• REQUIRED WORK: Extract every line below verbatim, omitting the pictures.
[start]
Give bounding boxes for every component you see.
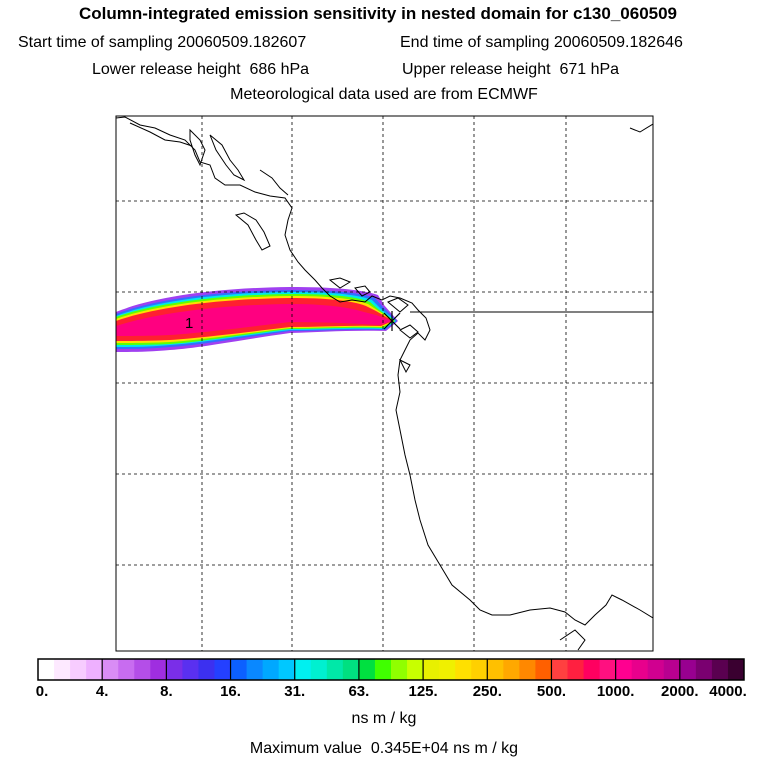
colorbar-tick-label: 0. (35, 683, 49, 700)
colorbar-cell (679, 659, 697, 680)
end-time-value: 20060509.182646 (553, 34, 683, 51)
colorbar-tick-label: 4000. (709, 683, 747, 700)
upper-height-label: Upper release height (402, 61, 551, 78)
colorbar-cell (54, 659, 71, 680)
start-time-line: Start time of sampling 20060509.182607 (18, 34, 306, 52)
map-frame (115, 115, 654, 652)
colorbar-cell (198, 659, 215, 680)
colorbar-cell (374, 659, 392, 680)
colorbar-cell (358, 659, 376, 680)
colorbar-units: ns m / kg (351, 710, 417, 727)
coastline (116, 116, 653, 651)
sensitivity-plume (116, 287, 398, 352)
colorbar-cell (551, 659, 568, 680)
colorbar-cell (86, 659, 103, 680)
end-time-label: End time of sampling (400, 34, 550, 51)
maximum-value-line: Maximum value 0.345E+04 ns m / kg (0, 740, 768, 758)
colorbar-cell (102, 659, 119, 680)
colorbar-tick-label: 125. (408, 683, 438, 700)
lower-height-line: Lower release height 686 hPa (92, 61, 309, 79)
colorbar-cell (230, 659, 248, 680)
end-time-line: End time of sampling 20060509.182646 (400, 34, 683, 52)
colorbar-cell (599, 659, 617, 680)
colorbar-tick-label: 2000. (661, 683, 699, 700)
colorbar-cell (439, 659, 456, 680)
plume-layer-magenta (116, 304, 392, 336)
release-marker (383, 311, 401, 331)
colorbar-tick-label: 16. (220, 683, 241, 700)
colorbar-dividers (101, 659, 681, 680)
release-label: 1 (185, 315, 193, 332)
colorbar-cell (118, 659, 135, 680)
maximum-value: 0.345E+04 (370, 740, 449, 757)
colorbar-tick-label: 500. (536, 683, 567, 700)
maximum-value-units: ns m / kg (453, 740, 519, 757)
colorbar-cell (214, 659, 232, 680)
colorbar-tick-label: 250. (472, 683, 502, 700)
colorbar-tick-label: 8. (160, 683, 173, 700)
colorbar-frame (37, 658, 745, 681)
colorbar-cell (663, 659, 681, 680)
colorbar-cell (294, 659, 312, 680)
colorbar-cell (150, 659, 167, 680)
colorbar-cell (391, 659, 408, 680)
colorbar-cell (647, 659, 665, 680)
colorbar-tick-label: 4. (95, 683, 109, 700)
colorbar-cell (471, 659, 488, 680)
upper-height-value: 671 hPa (559, 61, 620, 78)
colorbar-cell (727, 659, 745, 680)
met-data-line: Meteorological data used are from ECMWF (230, 86, 538, 103)
colorbar-cell (326, 659, 344, 680)
maximum-value-label: Maximum value (249, 740, 362, 757)
colorbar-cell (423, 659, 440, 680)
start-time-value: 20060509.182607 (177, 34, 307, 51)
colorbar-tick-label: 1000. (596, 683, 635, 700)
colorbar-cell (134, 659, 151, 680)
graticule (116, 116, 653, 651)
figure-title: Column-integrated emission sensitivity i… (78, 4, 678, 23)
colorbar-cell (166, 659, 183, 680)
colorbar-cell (695, 659, 713, 680)
colorbar-cell (487, 659, 504, 680)
colorbar-cell (455, 659, 472, 680)
upper-height-line: Upper release height 671 hPa (402, 61, 619, 79)
colorbar-tick-label: 63. (348, 683, 370, 700)
colorbar-cell (278, 659, 296, 680)
colorbar-cell (711, 659, 729, 680)
colorbar-cell (182, 659, 199, 680)
colorbar-cell (70, 659, 87, 680)
colorbar-cell (407, 659, 424, 680)
colorbar-cell (567, 659, 585, 680)
colorbar-cell (342, 659, 360, 680)
start-time-label: Start time of sampling (18, 34, 173, 51)
colorbar-cell (310, 659, 328, 680)
colorbar-cell (519, 659, 536, 680)
colorbar-cell (615, 659, 633, 680)
colorbar-cell (262, 659, 280, 680)
lower-height-label: Lower release height (92, 61, 241, 78)
colorbar-cell (246, 659, 264, 680)
colorbar-tick-label: 31. (284, 683, 306, 700)
lower-height-value: 686 hPa (249, 61, 310, 78)
colorbar-cell (583, 659, 601, 680)
colorbar-cell (631, 659, 649, 680)
colorbar-cell (38, 659, 55, 680)
colorbar-cell (535, 659, 552, 680)
colorbar-cell (503, 659, 520, 680)
colorbar-cells (38, 659, 745, 680)
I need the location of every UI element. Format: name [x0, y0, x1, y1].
[end]
• THE ANSWER:
Give bounding boxes for every component you see.
colorbar-tick-label: 0. (35, 683, 49, 700)
colorbar-cell (679, 659, 697, 680)
end-time-value: 20060509.182646 (553, 34, 683, 51)
colorbar-tick-label: 4000. (709, 683, 747, 700)
upper-height-label: Upper release height (402, 61, 551, 78)
colorbar-cell (54, 659, 71, 680)
start-time-line: Start time of sampling 20060509.182607 (18, 34, 306, 52)
map-frame (115, 115, 654, 652)
colorbar-cell (198, 659, 215, 680)
colorbar-cell (374, 659, 392, 680)
colorbar-cell (358, 659, 376, 680)
colorbar-units: ns m / kg (351, 710, 417, 727)
coastline (116, 116, 653, 651)
sensitivity-plume (116, 287, 398, 352)
colorbar-cell (551, 659, 568, 680)
colorbar-cell (86, 659, 103, 680)
end-time-label: End time of sampling (400, 34, 550, 51)
maximum-value-line: Maximum value 0.345E+04 ns m / kg (0, 740, 768, 758)
colorbar-cell (102, 659, 119, 680)
colorbar-tick-label: 125. (408, 683, 438, 700)
lower-height-line: Lower release height 686 hPa (92, 61, 309, 79)
colorbar-cell (230, 659, 248, 680)
end-time-line: End time of sampling 20060509.182646 (400, 34, 683, 52)
colorbar-cell (599, 659, 617, 680)
colorbar-tick-label: 2000. (661, 683, 699, 700)
colorbar-cell (439, 659, 456, 680)
plume-layer-magenta (116, 304, 392, 336)
release-marker (383, 311, 401, 331)
colorbar-tick-label: 16. (220, 683, 241, 700)
colorbar-dividers (101, 659, 681, 680)
release-label: 1 (185, 315, 193, 332)
colorbar-cell (118, 659, 135, 680)
maximum-value: 0.345E+04 (370, 740, 449, 757)
colorbar-tick-label: 500. (536, 683, 567, 700)
maximum-value-units: ns m / kg (453, 740, 519, 757)
colorbar-cell (214, 659, 232, 680)
colorbar-tick-label: 250. (472, 683, 502, 700)
colorbar-tick-label: 8. (160, 683, 173, 700)
colorbar-frame (37, 658, 745, 681)
colorbar-cell (663, 659, 681, 680)
colorbar-cell (294, 659, 312, 680)
colorbar-cell (150, 659, 167, 680)
colorbar-cell (391, 659, 408, 680)
colorbar-cell (647, 659, 665, 680)
colorbar-tick-label: 4. (95, 683, 109, 700)
colorbar-cell (471, 659, 488, 680)
upper-height-value: 671 hPa (559, 61, 620, 78)
colorbar-cell (727, 659, 745, 680)
met-data-line: Meteorological data used are from ECMWF (230, 86, 538, 103)
colorbar-cell (326, 659, 344, 680)
maximum-value-label: Maximum value (249, 740, 362, 757)
colorbar-cell (423, 659, 440, 680)
start-time-value: 20060509.182607 (177, 34, 307, 51)
colorbar-tick-label: 1000. (596, 683, 635, 700)
colorbar-cell (134, 659, 151, 680)
graticule (116, 116, 653, 651)
figure-title: Column-integrated emission sensitivity i… (78, 4, 678, 23)
colorbar-cell (166, 659, 183, 680)
colorbar-cell (695, 659, 713, 680)
colorbar-cell (487, 659, 504, 680)
colorbar-cell (455, 659, 472, 680)
upper-height-line: Upper release height 671 hPa (402, 61, 619, 79)
colorbar-tick-label: 63. (348, 683, 370, 700)
colorbar-cell (278, 659, 296, 680)
colorbar-cell (711, 659, 729, 680)
colorbar-cell (182, 659, 199, 680)
colorbar-cell (70, 659, 87, 680)
colorbar-cell (407, 659, 424, 680)
colorbar-cell (567, 659, 585, 680)
colorbar-cell (342, 659, 360, 680)
start-time-label: Start time of sampling (18, 34, 173, 51)
colorbar-cell (310, 659, 328, 680)
colorbar-cell (519, 659, 536, 680)
colorbar-cell (615, 659, 633, 680)
colorbar-cell (262, 659, 280, 680)
lower-height-label: Lower release height (92, 61, 241, 78)
colorbar-cell (246, 659, 264, 680)
colorbar-tick-label: 31. (284, 683, 306, 700)
lower-height-value: 686 hPa (249, 61, 310, 78)
colorbar-cell (583, 659, 601, 680)
colorbar-cell (631, 659, 649, 680)
colorbar-cell (38, 659, 55, 680)
colorbar-cell (535, 659, 552, 680)
colorbar-cell (503, 659, 520, 680)
colorbar-cells (38, 659, 745, 680)
I need the location of every UI element. Format: name [x0, y0, x1, y1].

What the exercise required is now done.